§ REQUEST:
Copy the data below word for word, starting at its first line and ending at the line that contains "(21, 89, 772, 117)", with both of those lines included.

[Rows from a layout dataset]
-*-*-
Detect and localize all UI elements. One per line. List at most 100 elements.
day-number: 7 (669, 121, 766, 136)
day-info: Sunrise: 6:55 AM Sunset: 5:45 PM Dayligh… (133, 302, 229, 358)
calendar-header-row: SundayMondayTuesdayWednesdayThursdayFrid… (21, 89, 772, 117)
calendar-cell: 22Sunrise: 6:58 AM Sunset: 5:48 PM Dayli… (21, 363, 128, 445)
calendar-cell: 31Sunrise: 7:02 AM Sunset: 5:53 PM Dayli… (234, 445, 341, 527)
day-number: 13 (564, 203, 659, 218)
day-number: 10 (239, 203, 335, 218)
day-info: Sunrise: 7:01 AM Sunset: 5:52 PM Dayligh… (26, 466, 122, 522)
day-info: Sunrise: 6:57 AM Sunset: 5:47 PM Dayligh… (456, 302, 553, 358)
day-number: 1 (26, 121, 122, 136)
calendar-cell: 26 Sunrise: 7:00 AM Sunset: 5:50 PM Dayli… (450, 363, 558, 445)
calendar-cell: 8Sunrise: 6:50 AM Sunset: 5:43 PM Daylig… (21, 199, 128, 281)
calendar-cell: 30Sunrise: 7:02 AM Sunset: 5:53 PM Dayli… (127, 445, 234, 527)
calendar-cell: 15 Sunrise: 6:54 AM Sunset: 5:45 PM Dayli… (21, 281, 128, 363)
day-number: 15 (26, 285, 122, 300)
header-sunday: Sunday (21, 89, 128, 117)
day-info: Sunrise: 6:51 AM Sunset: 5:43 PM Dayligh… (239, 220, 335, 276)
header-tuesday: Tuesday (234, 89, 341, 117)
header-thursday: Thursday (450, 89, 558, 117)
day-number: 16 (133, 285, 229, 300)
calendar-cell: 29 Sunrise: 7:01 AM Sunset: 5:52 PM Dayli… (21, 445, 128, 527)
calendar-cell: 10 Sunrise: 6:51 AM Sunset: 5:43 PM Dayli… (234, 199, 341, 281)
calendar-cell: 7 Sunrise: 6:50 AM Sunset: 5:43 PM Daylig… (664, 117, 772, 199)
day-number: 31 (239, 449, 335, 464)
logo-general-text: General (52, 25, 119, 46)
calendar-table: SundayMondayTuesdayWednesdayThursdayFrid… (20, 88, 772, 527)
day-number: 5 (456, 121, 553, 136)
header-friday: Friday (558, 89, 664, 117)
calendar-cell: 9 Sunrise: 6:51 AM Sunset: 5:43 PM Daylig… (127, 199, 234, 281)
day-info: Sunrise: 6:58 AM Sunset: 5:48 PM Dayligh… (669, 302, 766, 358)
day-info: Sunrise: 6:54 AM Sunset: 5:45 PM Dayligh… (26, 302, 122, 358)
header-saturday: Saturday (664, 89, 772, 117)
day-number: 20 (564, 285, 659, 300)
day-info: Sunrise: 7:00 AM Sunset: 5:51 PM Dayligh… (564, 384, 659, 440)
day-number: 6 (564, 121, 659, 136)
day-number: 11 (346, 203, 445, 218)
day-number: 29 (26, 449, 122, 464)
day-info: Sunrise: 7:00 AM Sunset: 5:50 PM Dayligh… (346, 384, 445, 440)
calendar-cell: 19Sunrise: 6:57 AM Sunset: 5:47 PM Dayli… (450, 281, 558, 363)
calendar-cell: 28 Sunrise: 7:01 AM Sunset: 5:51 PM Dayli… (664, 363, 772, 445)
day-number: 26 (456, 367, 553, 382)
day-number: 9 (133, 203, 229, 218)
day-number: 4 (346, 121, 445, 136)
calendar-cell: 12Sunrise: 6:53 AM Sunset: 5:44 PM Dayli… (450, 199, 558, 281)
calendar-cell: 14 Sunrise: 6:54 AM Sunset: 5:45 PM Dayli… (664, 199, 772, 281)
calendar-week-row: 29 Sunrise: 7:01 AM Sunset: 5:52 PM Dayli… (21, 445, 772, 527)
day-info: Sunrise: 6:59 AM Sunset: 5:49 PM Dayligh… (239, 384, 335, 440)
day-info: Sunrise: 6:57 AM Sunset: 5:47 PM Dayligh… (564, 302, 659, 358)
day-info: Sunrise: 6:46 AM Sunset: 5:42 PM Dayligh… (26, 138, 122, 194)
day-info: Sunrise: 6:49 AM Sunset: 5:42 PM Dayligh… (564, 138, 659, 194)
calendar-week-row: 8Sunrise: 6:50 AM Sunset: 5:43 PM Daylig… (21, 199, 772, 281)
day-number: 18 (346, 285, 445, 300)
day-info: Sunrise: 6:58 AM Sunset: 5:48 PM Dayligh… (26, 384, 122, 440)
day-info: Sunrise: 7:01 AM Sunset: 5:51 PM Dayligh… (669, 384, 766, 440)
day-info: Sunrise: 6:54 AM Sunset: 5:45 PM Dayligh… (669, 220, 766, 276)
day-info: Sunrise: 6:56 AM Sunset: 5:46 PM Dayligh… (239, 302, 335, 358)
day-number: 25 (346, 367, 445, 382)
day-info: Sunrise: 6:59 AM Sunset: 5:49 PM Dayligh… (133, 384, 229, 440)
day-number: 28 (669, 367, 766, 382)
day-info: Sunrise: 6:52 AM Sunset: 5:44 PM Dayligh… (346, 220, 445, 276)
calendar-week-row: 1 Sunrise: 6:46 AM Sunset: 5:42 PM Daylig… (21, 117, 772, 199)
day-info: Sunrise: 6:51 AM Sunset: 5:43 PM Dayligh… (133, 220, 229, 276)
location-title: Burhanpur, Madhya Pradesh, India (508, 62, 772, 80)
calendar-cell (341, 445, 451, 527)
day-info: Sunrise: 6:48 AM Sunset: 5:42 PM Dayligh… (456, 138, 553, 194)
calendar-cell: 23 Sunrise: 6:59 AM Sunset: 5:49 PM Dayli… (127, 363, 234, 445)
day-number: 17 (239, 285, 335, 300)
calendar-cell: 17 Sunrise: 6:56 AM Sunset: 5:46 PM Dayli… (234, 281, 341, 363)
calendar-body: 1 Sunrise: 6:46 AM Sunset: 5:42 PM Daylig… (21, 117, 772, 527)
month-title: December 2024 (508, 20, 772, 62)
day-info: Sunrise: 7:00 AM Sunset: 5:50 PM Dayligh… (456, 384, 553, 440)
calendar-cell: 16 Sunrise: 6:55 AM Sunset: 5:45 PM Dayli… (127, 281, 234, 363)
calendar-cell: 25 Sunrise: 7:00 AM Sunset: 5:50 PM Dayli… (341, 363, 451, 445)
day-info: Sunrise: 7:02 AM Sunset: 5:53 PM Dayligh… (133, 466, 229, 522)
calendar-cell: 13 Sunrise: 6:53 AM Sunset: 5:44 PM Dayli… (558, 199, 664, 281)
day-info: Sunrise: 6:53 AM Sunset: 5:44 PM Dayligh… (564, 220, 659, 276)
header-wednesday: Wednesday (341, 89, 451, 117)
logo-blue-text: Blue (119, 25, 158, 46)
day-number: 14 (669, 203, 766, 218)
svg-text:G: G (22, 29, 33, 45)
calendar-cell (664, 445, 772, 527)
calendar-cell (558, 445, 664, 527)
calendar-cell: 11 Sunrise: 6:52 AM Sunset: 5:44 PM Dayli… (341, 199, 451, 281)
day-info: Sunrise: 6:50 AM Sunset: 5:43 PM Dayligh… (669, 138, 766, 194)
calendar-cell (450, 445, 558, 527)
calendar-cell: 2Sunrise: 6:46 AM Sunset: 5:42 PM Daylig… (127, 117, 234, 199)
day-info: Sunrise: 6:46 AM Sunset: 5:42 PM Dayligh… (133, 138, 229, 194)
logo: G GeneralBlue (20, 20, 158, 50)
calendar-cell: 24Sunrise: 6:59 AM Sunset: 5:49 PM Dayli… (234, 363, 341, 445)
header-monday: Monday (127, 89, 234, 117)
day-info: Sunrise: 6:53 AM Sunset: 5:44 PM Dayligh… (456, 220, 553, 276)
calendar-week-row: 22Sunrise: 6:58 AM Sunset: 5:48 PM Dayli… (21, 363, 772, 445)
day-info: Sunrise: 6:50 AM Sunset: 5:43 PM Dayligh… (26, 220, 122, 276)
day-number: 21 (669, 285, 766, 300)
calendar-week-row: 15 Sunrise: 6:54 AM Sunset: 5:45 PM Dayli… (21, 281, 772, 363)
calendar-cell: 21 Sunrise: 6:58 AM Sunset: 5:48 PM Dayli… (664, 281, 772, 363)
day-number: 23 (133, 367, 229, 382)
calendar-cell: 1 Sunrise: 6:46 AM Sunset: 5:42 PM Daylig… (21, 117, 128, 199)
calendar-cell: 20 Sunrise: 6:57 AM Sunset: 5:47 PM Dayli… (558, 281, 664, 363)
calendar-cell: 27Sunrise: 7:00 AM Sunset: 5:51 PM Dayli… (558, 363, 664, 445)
-*-*-
§ THE ANSWER:
Detect and localize all UI elements. One per line. List at most 100 elements.
day-number: 7 (669, 121, 766, 136)
day-info: Sunrise: 6:55 AM Sunset: 5:45 PM Dayligh… (133, 302, 229, 358)
calendar-header-row: SundayMondayTuesdayWednesdayThursdayFrid… (21, 89, 772, 117)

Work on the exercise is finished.